::: Text section :::
Chinese API
===========

Chinese G2P uses jieba for tokenization and supports two phoneme output formats.

Main Class
----------

.. autoclass:: kokorog2p.zh.ChineseG2P
   :members:
   :undoc-members:
   :show-inheritance:

Examples
--------

Basic Usage
^^^^^^^^^^^

.. code-block:: python

   from kokorog2p.zh import ChineseG2P

   g2p = ChineseG2P(language="zh")
   tokens = g2p("你好世界")

   for token in tokens:
       print(f"{token.text} -> {token.phonemes}")

Model Versions
--------------

The Chinese G2P supports two versions with different output formats:

Legacy Version (version="1.0")
^^^^^^^^^^^^^^^^^^^^^^^^^^^^^^

Uses pypinyin + IPA transcription

* Output format: IPA with arrow tone markers (↓ ↗ ↘ →)
* Compatible with base Kokoro model
* Example: ``"你好"`` → ``"ni↓xau↓"``

.. code-block:: python

   from kokorog2p import get_g2p

   # Create legacy Chinese G2P
   g2p = get_g2p("zh", version="1.0")
   phonemes = g2p.phonemize("你好")
   # Output: 'ni↓xau↓'

Version 1.1 (version="1.1")
^^^^^^^^^^^^^^^^^^^^^^^^^^^

Uses ZHFrontend with Zhuyin (Bopomofo) notation

* Output format: Zhuyin characters + tone numbers (1-5)
* Requires Kokoro-82M-v1.1-zh model
* Example: ``"你好"`` → ``"ㄋㄧ2ㄏㄠ3"``

.. code-block:: python

   from kokorog2p import get_g2p
   from kokorog2p.vocab import validate_for_kokoro

   # Create v1.1 Chinese G2P
   g2p = get_g2p("zh", version="1.1")
::: Supplied material :::
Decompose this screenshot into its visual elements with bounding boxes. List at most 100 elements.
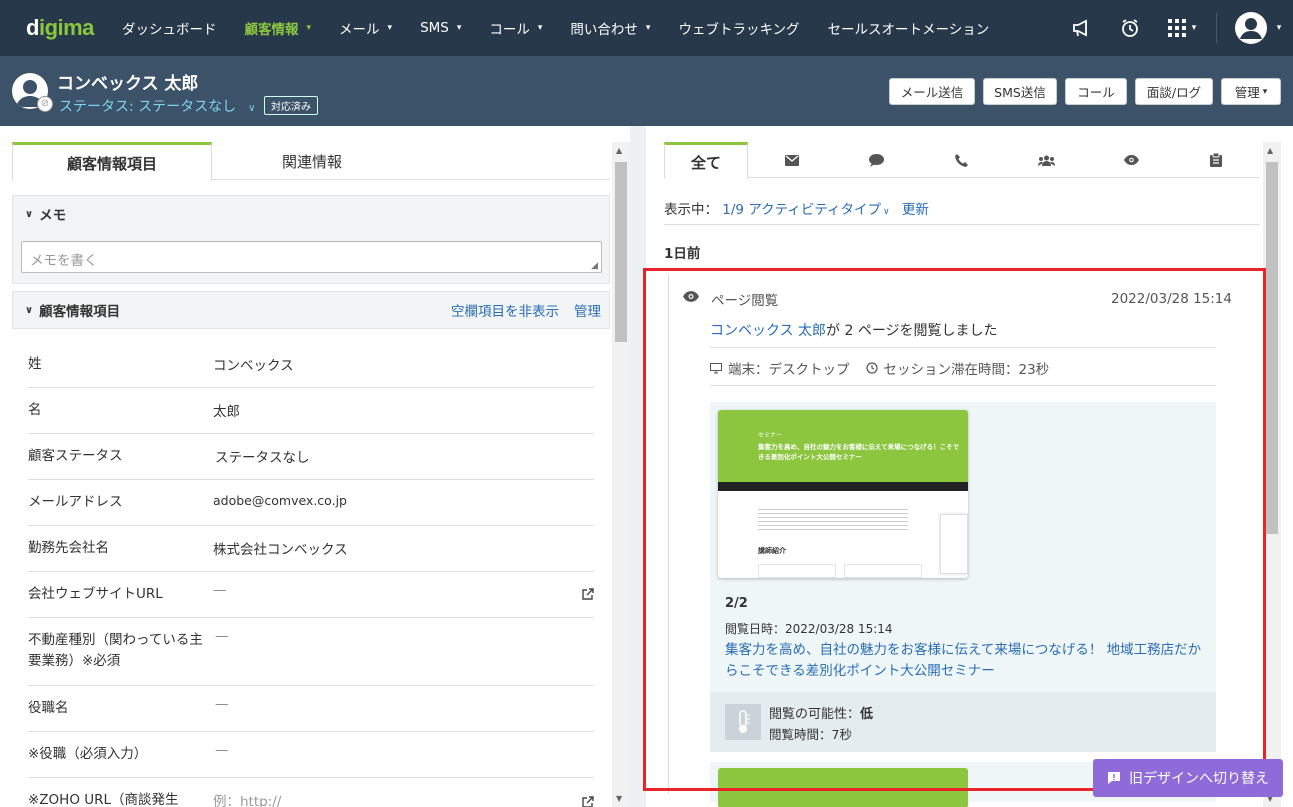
:::
▶ **What to produce**:
Using the Chinese API text, answer each question briefly.
1. Which tool does the Chinese G2P use for tokenization?
2. Which model is the legacy version (version="1.0") compatible with?
3. What notation does version 1.1 use?

▶ **Task result**:
1. jieba
2. The base Kokoro model
3. Zhuyin (Bopomofo)